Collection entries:
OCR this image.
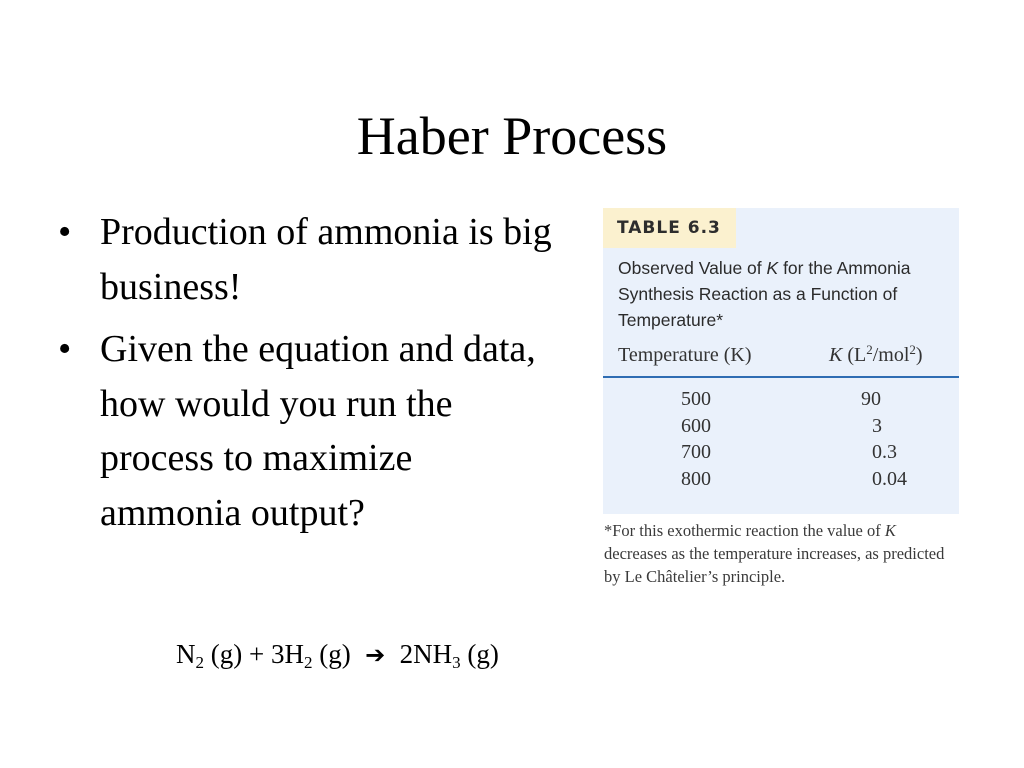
Haber Process
• Production of ammonia is big business!
• Given the equation and data, how would you run the process to maximize ammonia output?
TABLE 6.3
Observed Value of K for the Ammonia Synthesis Reaction as a Function of Temperature*
Temperature (K)	K $(L^2/mol^2)$
500	90
600	3
700	0.3
800	0.04
*For this exothermic reaction the value of K decreases as the temperature increases, as predicted by Le Châtelier’s principle.
$N_2$ $(g) + 3H_2$ (g)  ➔  $2NH_3$ (g)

**What this task involves:**
Leave out the pictures and reproduce the rest of the listing exactly.

**Solution:**
OCR this image.
Haber Process
• Production of ammonia is big business!
• Given the equation and data, how would you run the process to maximize ammonia output?
TABLE 6.3
Observed Value of K for the Ammonia Synthesis Reaction as a Function of Temperature*
Temperature (K)	K $(L^2/mol^2)$
500	90
600	3
700	0.3
800	0.04
*For this exothermic reaction the value of K decreases as the temperature increases, as predicted by Le Châtelier’s principle.
$N_2$ $(g) + 3H_2$ (g)  ➔  $2NH_3$ (g)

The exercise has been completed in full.